DIRECTIONS FOR THIS TASK:
Read the records and write them out again exactly.

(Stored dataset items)
---------------
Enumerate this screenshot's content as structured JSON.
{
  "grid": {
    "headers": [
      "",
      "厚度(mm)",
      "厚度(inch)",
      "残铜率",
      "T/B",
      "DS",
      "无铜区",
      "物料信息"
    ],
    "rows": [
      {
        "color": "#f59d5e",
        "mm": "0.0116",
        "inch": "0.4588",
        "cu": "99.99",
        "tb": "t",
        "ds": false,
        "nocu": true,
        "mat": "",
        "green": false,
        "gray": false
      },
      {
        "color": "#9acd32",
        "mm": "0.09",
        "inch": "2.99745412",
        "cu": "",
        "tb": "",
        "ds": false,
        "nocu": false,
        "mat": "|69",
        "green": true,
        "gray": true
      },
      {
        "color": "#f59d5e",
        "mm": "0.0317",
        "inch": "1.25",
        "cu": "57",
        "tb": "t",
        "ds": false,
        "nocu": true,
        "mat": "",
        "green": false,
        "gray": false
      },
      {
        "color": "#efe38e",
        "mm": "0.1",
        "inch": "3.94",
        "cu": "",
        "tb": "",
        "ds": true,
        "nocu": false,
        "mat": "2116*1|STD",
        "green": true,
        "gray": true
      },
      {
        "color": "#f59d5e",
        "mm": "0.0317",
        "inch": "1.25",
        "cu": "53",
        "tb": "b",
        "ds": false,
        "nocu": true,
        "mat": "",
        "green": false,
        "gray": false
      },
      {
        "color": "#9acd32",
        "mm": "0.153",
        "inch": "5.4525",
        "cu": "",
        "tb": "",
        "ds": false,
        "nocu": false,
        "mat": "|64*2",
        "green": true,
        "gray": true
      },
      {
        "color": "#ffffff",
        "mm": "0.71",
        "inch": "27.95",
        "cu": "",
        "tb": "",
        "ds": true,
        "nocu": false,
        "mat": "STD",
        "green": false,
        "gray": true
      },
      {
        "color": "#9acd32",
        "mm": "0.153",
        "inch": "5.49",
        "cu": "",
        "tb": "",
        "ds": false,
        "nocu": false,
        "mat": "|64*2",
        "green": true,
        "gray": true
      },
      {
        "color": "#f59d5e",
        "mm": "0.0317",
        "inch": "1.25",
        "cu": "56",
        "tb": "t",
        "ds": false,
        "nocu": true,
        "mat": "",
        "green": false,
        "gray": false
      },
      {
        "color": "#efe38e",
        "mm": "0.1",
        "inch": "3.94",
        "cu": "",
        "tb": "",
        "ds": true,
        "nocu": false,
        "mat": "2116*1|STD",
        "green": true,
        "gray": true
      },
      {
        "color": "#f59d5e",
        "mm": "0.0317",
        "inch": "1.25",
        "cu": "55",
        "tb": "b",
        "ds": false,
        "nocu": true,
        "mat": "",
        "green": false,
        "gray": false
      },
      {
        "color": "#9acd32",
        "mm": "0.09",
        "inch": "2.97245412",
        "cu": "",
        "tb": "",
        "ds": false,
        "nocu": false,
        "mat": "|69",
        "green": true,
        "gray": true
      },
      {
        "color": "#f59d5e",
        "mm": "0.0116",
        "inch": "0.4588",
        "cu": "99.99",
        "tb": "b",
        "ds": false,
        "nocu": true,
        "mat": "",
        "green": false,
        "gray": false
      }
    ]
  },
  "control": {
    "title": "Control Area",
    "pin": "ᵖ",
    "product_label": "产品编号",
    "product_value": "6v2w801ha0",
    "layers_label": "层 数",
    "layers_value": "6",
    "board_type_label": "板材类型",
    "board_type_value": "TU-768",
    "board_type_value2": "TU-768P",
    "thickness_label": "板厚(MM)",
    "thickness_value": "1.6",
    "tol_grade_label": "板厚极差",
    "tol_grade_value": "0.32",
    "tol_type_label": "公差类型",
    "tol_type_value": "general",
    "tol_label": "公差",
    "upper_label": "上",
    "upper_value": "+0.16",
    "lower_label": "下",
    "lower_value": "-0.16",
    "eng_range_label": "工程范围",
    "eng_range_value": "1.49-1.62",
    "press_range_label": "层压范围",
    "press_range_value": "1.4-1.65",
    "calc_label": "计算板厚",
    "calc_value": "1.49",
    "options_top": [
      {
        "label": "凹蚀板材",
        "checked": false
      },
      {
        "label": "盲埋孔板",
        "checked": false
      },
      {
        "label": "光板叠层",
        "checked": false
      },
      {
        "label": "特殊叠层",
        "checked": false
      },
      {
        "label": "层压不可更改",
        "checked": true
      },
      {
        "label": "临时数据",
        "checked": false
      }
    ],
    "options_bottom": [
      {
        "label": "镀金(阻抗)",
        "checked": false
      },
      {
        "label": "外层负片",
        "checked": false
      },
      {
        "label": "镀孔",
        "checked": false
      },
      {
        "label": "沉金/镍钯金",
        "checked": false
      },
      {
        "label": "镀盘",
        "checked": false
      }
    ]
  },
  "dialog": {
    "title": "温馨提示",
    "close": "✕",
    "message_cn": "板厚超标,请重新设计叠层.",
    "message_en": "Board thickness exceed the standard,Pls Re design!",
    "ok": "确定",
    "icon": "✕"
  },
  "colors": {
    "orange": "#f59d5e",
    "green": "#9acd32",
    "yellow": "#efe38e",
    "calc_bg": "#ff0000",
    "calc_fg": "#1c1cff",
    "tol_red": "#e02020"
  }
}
---------------
RESPONSE TO THE EXERCISE:
Enumerate this screenshot's content as structured JSON.
{
  "grid": {
    "headers": [
      "",
      "厚度(mm)",
      "厚度(inch)",
      "残铜率",
      "T/B",
      "DS",
      "无铜区",
      "物料信息"
    ],
    "rows": [
      {
        "color": "#f59d5e",
        "mm": "0.0116",
        "inch": "0.4588",
        "cu": "99.99",
        "tb": "t",
        "ds": false,
        "nocu": true,
        "mat": "",
        "green": false,
        "gray": false
      },
      {
        "color": "#9acd32",
        "mm": "0.09",
        "inch": "2.99745412",
        "cu": "",
        "tb": "",
        "ds": false,
        "nocu": false,
        "mat": "|69",
        "green": true,
        "gray": true
      },
      {
        "color": "#f59d5e",
        "mm": "0.0317",
        "inch": "1.25",
        "cu": "57",
        "tb": "t",
        "ds": false,
        "nocu": true,
        "mat": "",
        "green": false,
        "gray": false
      },
      {
        "color": "#efe38e",
        "mm": "0.1",
        "inch": "3.94",
        "cu": "",
        "tb": "",
        "ds": true,
        "nocu": false,
        "mat": "2116*1|STD",
        "green": true,
        "gray": true
      },
      {
        "color": "#f59d5e",
        "mm": "0.0317",
        "inch": "1.25",
        "cu": "53",
        "tb": "b",
        "ds": false,
        "nocu": true,
        "mat": "",
        "green": false,
        "gray": false
      },
      {
        "color": "#9acd32",
        "mm": "0.153",
        "inch": "5.4525",
        "cu": "",
        "tb": "",
        "ds": false,
        "nocu": false,
        "mat": "|64*2",
        "green": true,
        "gray": true
      },
      {
        "color": "#ffffff",
        "mm": "0.71",
        "inch": "27.95",
        "cu": "",
        "tb": "",
        "ds": true,
        "nocu": false,
        "mat": "STD",
        "green": false,
        "gray": true
      },
      {
        "color": "#9acd32",
        "mm": "0.153",
        "inch": "5.49",
        "cu": "",
        "tb": "",
        "ds": false,
        "nocu": false,
        "mat": "|64*2",
        "green": true,
        "gray": true
      },
      {
        "color": "#f59d5e",
        "mm": "0.0317",
        "inch": "1.25",
        "cu": "56",
        "tb": "t",
        "ds": false,
        "nocu": true,
        "mat": "",
        "green": false,
        "gray": false
      },
      {
        "color": "#efe38e",
        "mm": "0.1",
        "inch": "3.94",
        "cu": "",
        "tb": "",
        "ds": true,
        "nocu": false,
        "mat": "2116*1|STD",
        "green": true,
        "gray": true
      },
      {
        "color": "#f59d5e",
        "mm": "0.0317",
        "inch": "1.25",
        "cu": "55",
        "tb": "b",
        "ds": false,
        "nocu": true,
        "mat": "",
        "green": false,
        "gray": false
      },
      {
        "color": "#9acd32",
        "mm": "0.09",
        "inch": "2.97245412",
        "cu": "",
        "tb": "",
        "ds": false,
        "nocu": false,
        "mat": "|69",
        "green": true,
        "gray": true
      },
      {
        "color": "#f59d5e",
        "mm": "0.0116",
        "inch": "0.4588",
        "cu": "99.99",
        "tb": "b",
        "ds": false,
        "nocu": true,
        "mat": "",
        "green": false,
        "gray": false
      }
    ]
  },
  "control": {
    "title": "Control Area",
    "pin": "ᵖ",
    "product_label": "产品编号",
    "product_value": "6v2w801ha0",
    "layers_label": "层 数",
    "layers_value": "6",
    "board_type_label": "板材类型",
    "board_type_value": "TU-768",
    "board_type_value2": "TU-768P",
    "thickness_label": "板厚(MM)",
    "thickness_value": "1.6",
    "tol_grade_label": "板厚极差",
    "tol_grade_value": "0.32",
    "tol_type_label": "公差类型",
    "tol_type_value": "general",
    "tol_label": "公差",
    "upper_label": "上",
    "upper_value": "+0.16",
    "lower_label": "下",
    "lower_value": "-0.16",
    "eng_range_label": "工程范围",
    "eng_range_value": "1.49-1.62",
    "press_range_label": "层压范围",
    "press_range_value": "1.4-1.65",
    "calc_label": "计算板厚",
    "calc_value": "1.49",
    "options_top": [
      {
        "label": "凹蚀板材",
        "checked": false
      },
      {
        "label": "盲埋孔板",
        "checked": false
      },
      {
        "label": "光板叠层",
        "checked": false
      },
      {
        "label": "特殊叠层",
        "checked": false
      },
      {
        "label": "层压不可更改",
        "checked": true
      },
      {
        "label": "临时数据",
        "checked": false
      }
    ],
    "options_bottom": [
      {
        "label": "镀金(阻抗)",
        "checked": false
      },
      {
        "label": "外层负片",
        "checked": false
      },
      {
        "label": "镀孔",
        "checked": false
      },
      {
        "label": "沉金/镍钯金",
        "checked": false
      },
      {
        "label": "镀盘",
        "checked": false
      }
    ]
  },
  "dialog": {
    "title": "温馨提示",
    "close": "✕",
    "message_cn": "板厚超标,请重新设计叠层.",
    "message_en": "Board thickness exceed the standard,Pls Re design!",
    "ok": "确定",
    "icon": "✕"
  },
  "colors": {
    "orange": "#f59d5e",
    "green": "#9acd32",
    "yellow": "#efe38e",
    "calc_bg": "#ff0000",
    "calc_fg": "#1c1cff",
    "tol_red": "#e02020"
  }
}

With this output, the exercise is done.